[Collected data entries]
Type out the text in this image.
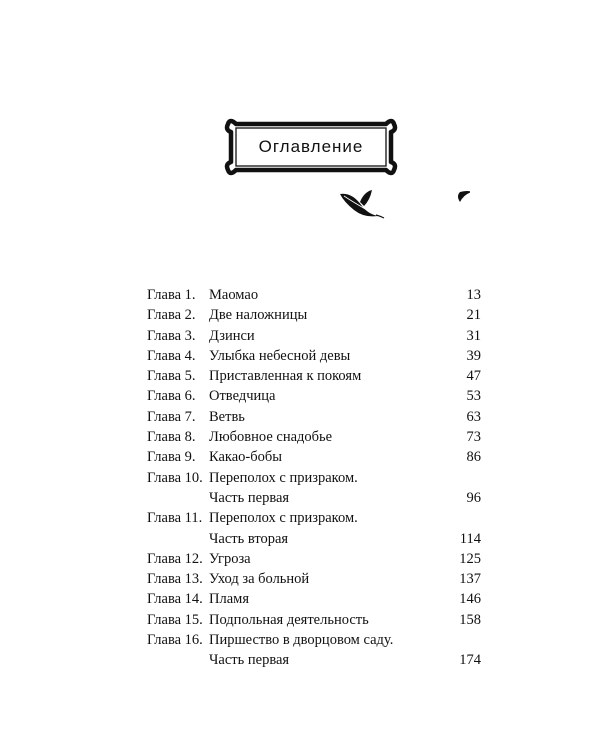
Оглавление
Глава 1. Маомао	13
Глава 2. Две наложницы	21
Глава 3. Дзинси	31
Глава 4. Улыбка небесной девы	39
Глава 5. Приставленная к покоям	47
Глава 6. Отведчица	53
Глава 7. Ветвь	63
Глава 8. Любовное снадобье	73
Глава 9. Какао-бобы	86
Глава 10. Переполох с призраком.
Часть первая	96
Глава 11. Переполох с призраком.
Часть вторая	114
Глава 12. Угроза	125
Глава 13. Уход за больной	137
Глава 14. Пламя	146
Глава 15. Подпольная деятельность	158
Глава 16. Пиршество в дворцовом саду.
Часть первая	174
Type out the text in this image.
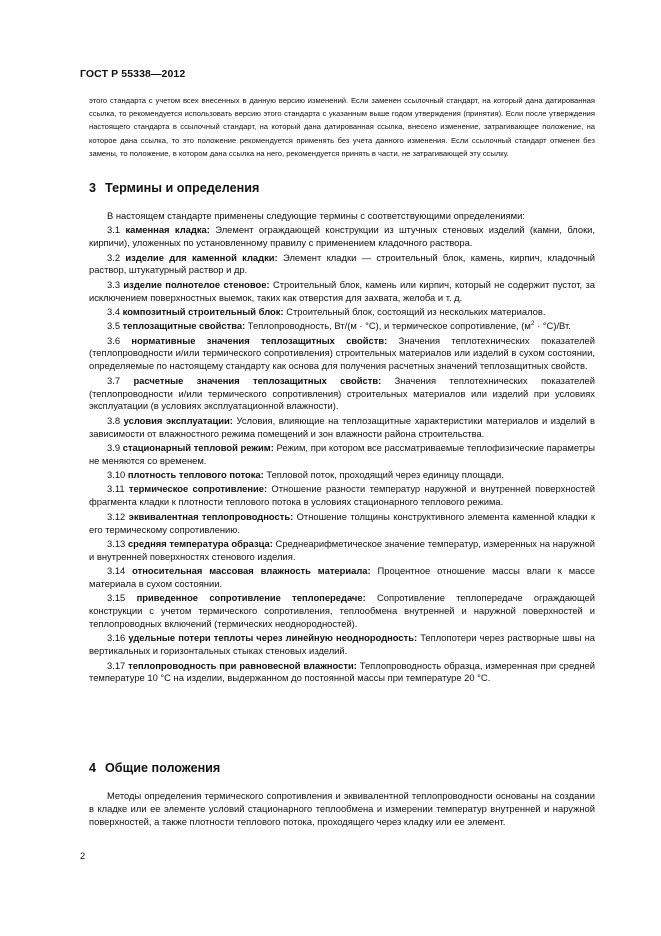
ГОСТ Р 55338—2012

этого стандарта с учетом всех внесенных в данную версию изменений. Если заменен ссылочный стандарт, на который дана датированная ссылка, то рекомендуется использовать версию этого стандарта с указанным выше годом утверждения (принятия). Если после утверждения настоящего стандарта в ссылочный стандарт, на который дана датированная ссылка, внесено изменение, затрагивающее положение, на которое дана ссылка, то это положение рекомендуется применять без учета данного изменения. Если ссылочный стандарт отменен без замены, то положение, в котором дана ссылка на него, рекомендуется принять в части, не затрагивающей эту ссылку.

3 Термины и определения

В настоящем стандарте применены следующие термины с соответствующими определениями:

3.1 каменная кладка: Элемент ограждающей конструкции из штучных стеновых изделий (камни, блоки, кирпичи), уложенных по установленному правилу с применением кладочного раствора.

3.2 изделие для каменной кладки: Элемент кладки — строительный блок, камень, кирпич, кладочный раствор, штукатурный раствор и др.

3.3 изделие полнотелое стеновое: Строительный блок, камень или кирпич, который не содержит пустот, за исключением поверхностных выемок, таких как отверстия для захвата, желоба и т. д.

3.4 композитный строительный блок: Строительный блок, состоящий из нескольких материалов.

3.5 теплозащитные свойства: Теплопроводность, Вт/(м · °С), и термическое сопротивление, $(м^2 \cdot ^\circ С)/Вт$.

3.6 нормативные значения теплозащитных свойств: Значения теплотехнических показателей (теплопроводности и/или термического сопротивления) строительных материалов или изделий в сухом состоянии, определяемые по настоящему стандарту как основа для получения расчетных значений теплозащитных свойств.

3.7 расчетные значения теплозащитных свойств: Значения теплотехнических показателей (теплопроводности и/или термического сопротивления) строительных материалов или изделий при условиях эксплуатации (в условиях эксплуатационной влажности).

3.8 условия эксплуатации: Условия, влияющие на теплозащитные характеристики материалов и изделий в зависимости от влажностного режима помещений и зон влажности района строительства.

3.9 стационарный тепловой режим: Режим, при котором все рассматриваемые теплофизические параметры не меняются со временем.

3.10 плотность теплового потока: Тепловой поток, проходящий через единицу площади.

3.11 термическое сопротивление: Отношение разности температур наружной и внутренней поверхностей фрагмента кладки к плотности теплового потока в условиях стационарного теплового режима.

3.12 эквивалентная теплопроводность: Отношение толщины конструктивного элемента каменной кладки к его термическому сопротивлению.

3.13 средняя температура образца: Среднеарифметическое значение температур, измеренных на наружной и внутренней поверхностях стенового изделия.

3.14 относительная массовая влажность материала: Процентное отношение массы влаги к массе материала в сухом состоянии.

3.15 приведенное сопротивление теплопередаче: Сопротивление теплопередаче ограждающей конструкции с учетом термического сопротивления, теплообмена внутренней и наружной поверхностей и теплопроводных включений (термических неоднородностей).

3.16 удельные потери теплоты через линейную неоднородность: Теплопотери через растворные швы на вертикальных и горизонтальных стыках стеновых изделий.

3.17 теплопроводность при равновесной влажности: Теплопроводность образца, измеренная при средней температуре 10 °С на изделии, выдержанном до постоянной массы при температуре 20 °С.

4 Общие положения

Методы определения термического сопротивления и эквивалентной теплопроводности основаны на создании в кладке или ее элементе условий стационарного теплообмена и измерении температур внутренней и наружной поверхностей, а также плотности теплового потока, проходящего через кладку или ее элемент.

2
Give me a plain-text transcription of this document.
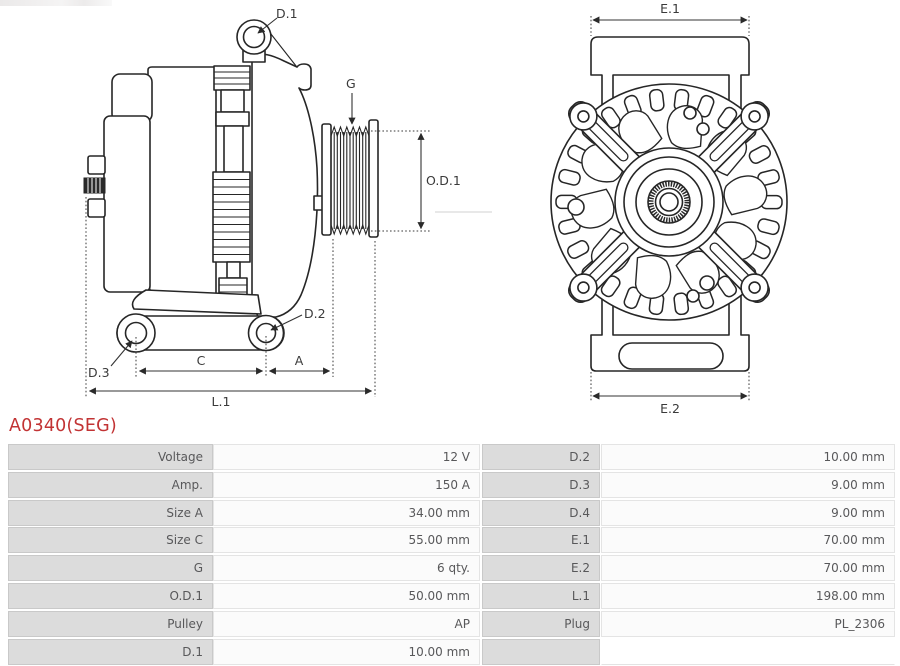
D.1
G
O.D.1
C	A
L.1
D.2
D.3
E.1
E.2
A0340(SEG)
Voltage	12 V	D.2	10.00 mm
Amp.	150 A	D.3	9.00 mm
Size A	34.00 mm	D.4	9.00 mm
Size C	55.00 mm	E.1	70.00 mm
G	6 qty.	E.2	70.00 mm
O.D.1	50.00 mm	L.1	198.00 mm
Pulley	AP	Plug	PL_2306
D.1	10.00 mm
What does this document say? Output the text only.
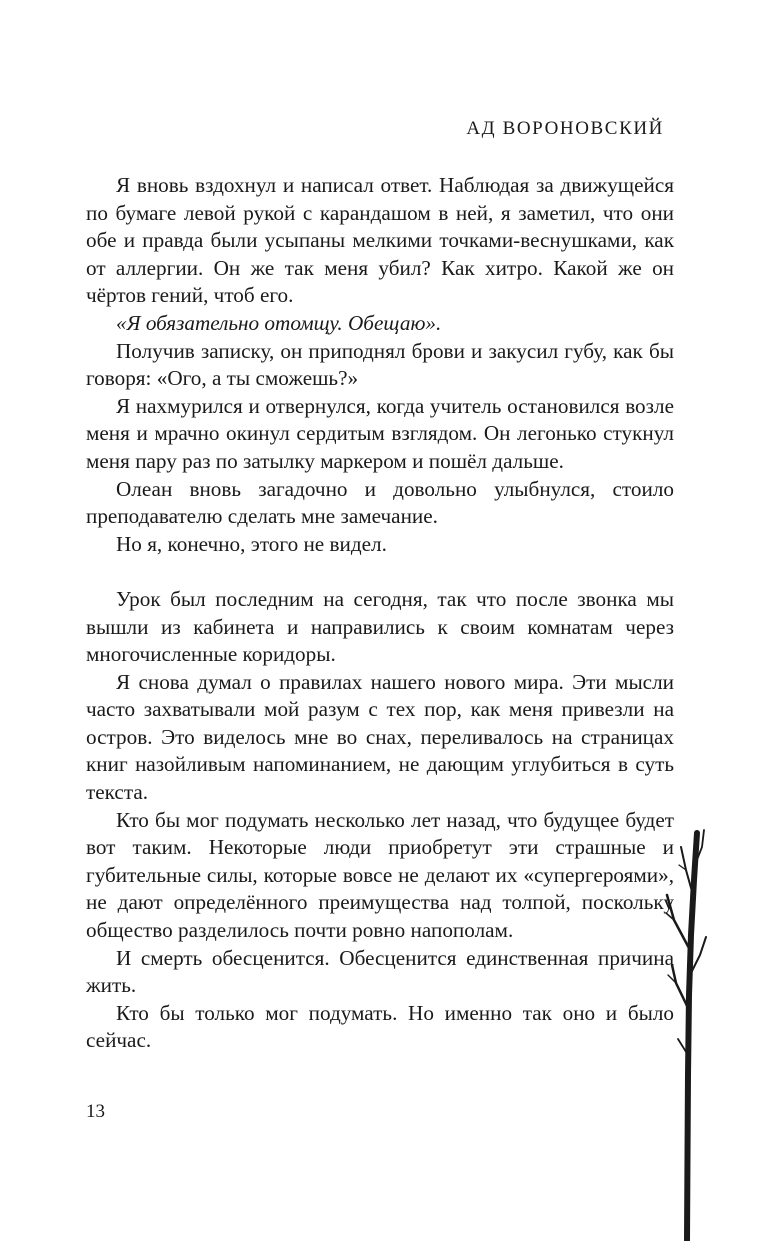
АД ВОРОНОВСКИЙ

Я вновь вздохнул и написал ответ. Наблюдая за движущейся по бумаге левой рукой с карандашом в ней, я заметил, что они обе и правда были усыпаны мелкими точками-веснушками, как от аллергии. Он же так меня убил? Как хитро. Какой же он чёртов гений, чтоб его.

«Я обязательно отомщу. Обещаю».

Получив записку, он приподнял брови и закусил губу, как бы говоря: «Ого, а ты сможешь?»

Я нахмурился и отвернулся, когда учитель остановился возле меня и мрачно окинул сердитым взглядом. Он легонько стукнул меня пару раз по затылку маркером и пошёл дальше.

Олеан вновь загадочно и довольно улыбнулся, стоило преподавателю сделать мне замечание.

Но я, конечно, этого не видел.

Урок был последним на сегодня, так что после звонка мы вышли из кабинета и направились к своим комнатам через многочисленные коридоры.

Я снова думал о правилах нашего нового мира. Эти мысли часто захватывали мой разум с тех пор, как меня привезли на остров. Это виделось мне во снах, переливалось на страницах книг назойливым напоминанием, не дающим углубиться в суть текста.

Кто бы мог подумать несколько лет назад, что будущее будет вот таким. Некоторые люди приобретут эти страшные и губительные силы, которые вовсе не делают их «супергероями», не дают определённого преимущества над толпой, поскольку общество разделилось почти ровно напополам.

И смерть обесценится. Обесценится единственная причина жить.

Кто бы только мог подумать. Но именно так оно и было сейчас.

13
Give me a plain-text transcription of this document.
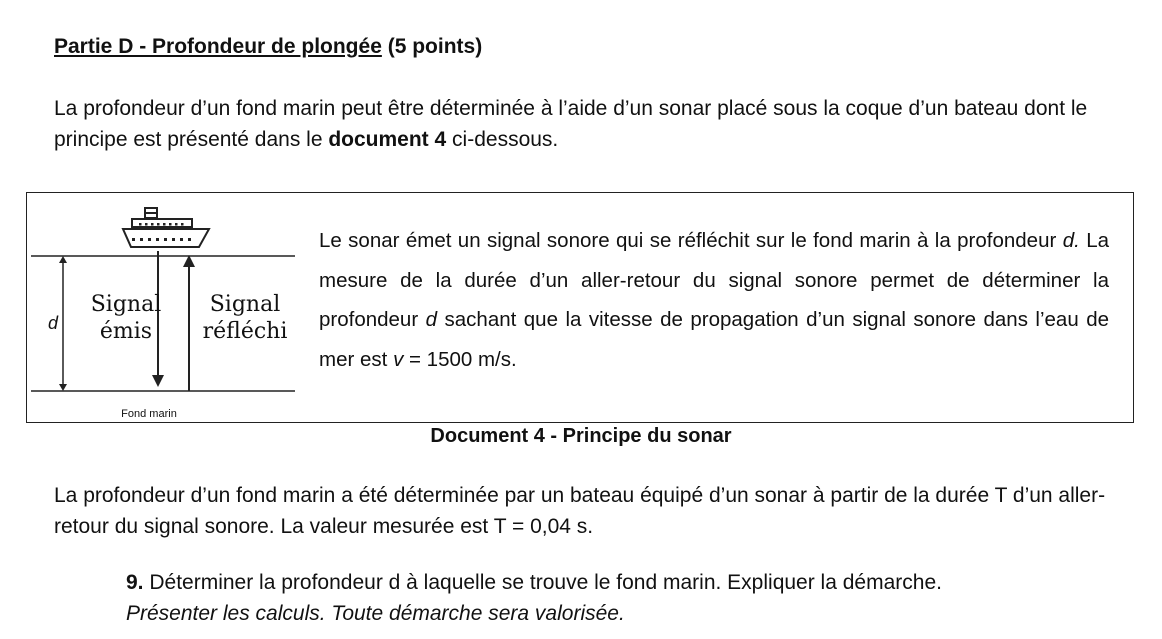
Partie D - Profondeur de plongée (5 points)

La profondeur d’un fond marin peut être déterminée à l’aide d’un sonar placé sous la coque d’un bateau dont le principe est présenté dans le document 4 ci-dessous.

d
Signal
émis
Signal
réfléchi
Fond marin

Le sonar émet un signal sonore qui se réfléchit sur le fond marin à la profondeur d. La mesure de la durée d’un aller-retour du signal sonore permet de déterminer la profondeur d sachant que la vitesse de propagation d’un signal sonore dans l’eau de mer est v = 1500 m/s.

Document 4 - Principe du sonar

La profondeur d’un fond marin a été déterminée par un bateau équipé d’un sonar à partir de la durée T d’un aller-retour du signal sonore. La valeur mesurée est T = 0,04 s.

9. Déterminer la profondeur d à laquelle se trouve le fond marin. Expliquer la démarche.
Présenter les calculs. Toute démarche sera valorisée.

▸ Your objective
Using the listing above, pull out all lines that hold the word "строительных".

▸ Solved exercise
3.6 нормативные значения теплозащитных свойств: Значения теплотехнических показателей (теплопроводности и/или термического сопротивления) строительных материалов или изделий в сухом состоянии, определяемые по настоящему стандарту как основа для получения расчетных значений теплозащитных свойств.
3.7 расчетные значения теплозащитных свойств: Значения теплотехнических показателей (теплопроводности и/или термического сопротивления) строительных материалов или изделий при условиях эксплуатации (в условиях эксплуатационной влажности).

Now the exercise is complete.